Texte ->
= = =

Le succès de Robert le Diable amène Meyerbeer et Scribe à envisager dès 1832 un nouvel ouvrage commun mais la genèse de ces Huguenots n’en sera pas moins rendue longue et difficile par les exigences du compositeur, soucieux de rendre l’ambiance de la période à représenter (la France de Charles IX, plus exactement l’année 1572) – le musicien ira même jusqu’à rompre temporairement son contrat avec le directeur de l’Académie. La création en 1835 de La Juive de Jacques Fromental Halévy (sur un livret de Scribe !), où paraît pour la première fois la soprano grave Cornélie Falcon, conduit peut-être aussi Meyerbeer à repenser son opéra, dans lequel, contrairement à ce qui advient chez son rival, les solistes apparaissent davantage manipulés par les masses que maîtres de leur destin.
 
L’ouvrage est créé à la Salle Le Peletier, le 29 février 1836 (jour de l’anniversaire de Rossini), avec un succès fracassant, qui se propage durablement en Europe (il inaugure le nouveau Covent Garden en 1858) et aux Etats-Unis (en 1894, à New York, il donne lieu à la fameuse « Nuit des sept étoiles », faisant référence à la distribution étincelante des rôles principaux).
L’art essentiellement composite de Meyerbeer atteint dans Les Huguenots un équilibre qu’il ne retrouvera plus – et sans doute faut-il aussi en créditer Scribe, qui, tout en produisant un livret comme toujours trop prolixe et décousu, réussit néanmoins une succession de tableaux très visuels et de situations éminemment pathétiques.

= = =

Consignes ->
1 – Mettez à jour le texte sur Les Huguenots entre « L’ouvrage est créé » et « situations éminemment pathétiques. », inclus, en y substituant « retentissant » à « fracassant ».
2 – Rédigez la suite du texte sur Les Huguenots de Meyerbeer à partir de sa dernière phrase.
Les données qui suivent ne jouent aucun rôle dans ce travail.

Données fournies ->
= = =

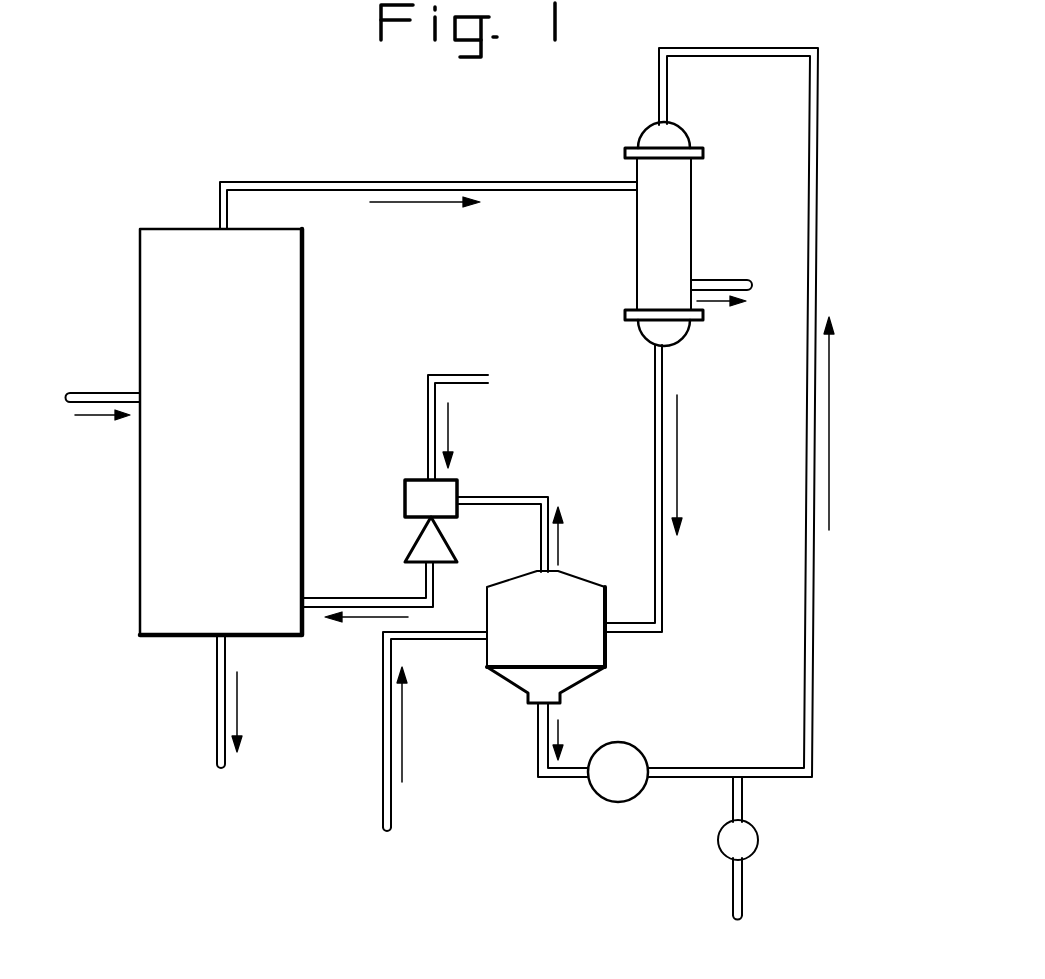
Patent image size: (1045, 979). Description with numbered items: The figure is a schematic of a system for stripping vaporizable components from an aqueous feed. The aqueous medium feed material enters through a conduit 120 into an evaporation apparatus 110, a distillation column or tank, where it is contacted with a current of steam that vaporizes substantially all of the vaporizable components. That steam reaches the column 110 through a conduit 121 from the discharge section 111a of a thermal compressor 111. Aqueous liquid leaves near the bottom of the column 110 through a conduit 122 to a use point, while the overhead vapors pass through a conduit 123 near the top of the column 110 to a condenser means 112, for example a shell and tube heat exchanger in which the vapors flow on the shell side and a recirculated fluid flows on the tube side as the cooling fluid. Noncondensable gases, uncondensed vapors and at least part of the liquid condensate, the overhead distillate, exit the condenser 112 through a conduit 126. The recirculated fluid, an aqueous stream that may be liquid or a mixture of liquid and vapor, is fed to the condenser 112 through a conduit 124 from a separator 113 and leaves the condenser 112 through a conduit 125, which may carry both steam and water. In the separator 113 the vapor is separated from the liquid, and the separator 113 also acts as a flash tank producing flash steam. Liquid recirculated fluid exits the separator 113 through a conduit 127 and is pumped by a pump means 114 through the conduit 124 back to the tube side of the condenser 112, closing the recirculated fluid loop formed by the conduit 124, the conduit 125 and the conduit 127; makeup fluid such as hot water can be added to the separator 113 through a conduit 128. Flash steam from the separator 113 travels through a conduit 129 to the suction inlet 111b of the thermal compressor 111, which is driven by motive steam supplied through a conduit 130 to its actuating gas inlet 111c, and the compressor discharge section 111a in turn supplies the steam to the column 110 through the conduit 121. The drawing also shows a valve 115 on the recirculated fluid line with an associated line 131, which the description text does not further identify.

= = =

Corrigés ->
1 –
L’ouvrage est créé à la Salle Le Peletier, le 29 février 1836 (jour de l’anniversaire de Rossini), avec un succès retentissant, qui se propage durablement en Europe (il inaugure le nouveau Covent Garden en 1858) et aux Etats-Unis (en 1894, à New York, il donne lieu à la fameuse « Nuit des sept étoiles », faisant référence à la distribution étincelante des rôles principaux).
L’art essentiellement composite de Meyerbeer atteint dans Les Huguenots un équilibre qu’il ne retrouvera plus – et sans doute faut-il aussi en créditer Scribe, qui, tout en produisant un livret comme toujours trop prolixe et décousu, réussit néanmoins une succession de tableaux très visuels et de situations éminemment pathétiques.

2 –
 
L’action, proche de celle du film de Patrice Chéreau, La Reine Margot, conte la tentative infructueuse de Marguerite de Valois (Margot, future épouse d’Henry IV) pour sceller l’amitié des huguenots et des catholiques en unissant Valentine de Saint-Bris (fille du chef du second parti) à Raoul de Nangis (proche de Coligny) ; l’échec de ce mariage se trouve directement relié au massacre de la Saint-Barthélémy, sur lequel se clôt la pièce.
La richesse de la partition mérite qu’on en donne un aperçu acte par acte.
 
Les Huguenots ou l’équilibre

Cornélie Falcon dans le rôle de Valentine (Les Huguenots) © DR
 
Après un Prélude construit autour du choral de Luther « Ein feste Burg » (introduit par des bois imitant l’orgue), qui va servir de leitmotiv, l’Acte I se déroule au château du Comte de Nevers, fêtant ses fiançailles avec Valentine de Saint-Bris. Parmi les invités se trouve un jeune Huguenot, Raoul de Nangis (chanté par Nourrit), qui, après divers chœurs « orgiaques », raconte comment il s’est épris d’une jeune inconnue (qui n’est autre que Valentine) dans la nostalgique romance « Plus blanche que la blanche hermine », accompagnée par la viole d’amour (à défaut, par l’alto).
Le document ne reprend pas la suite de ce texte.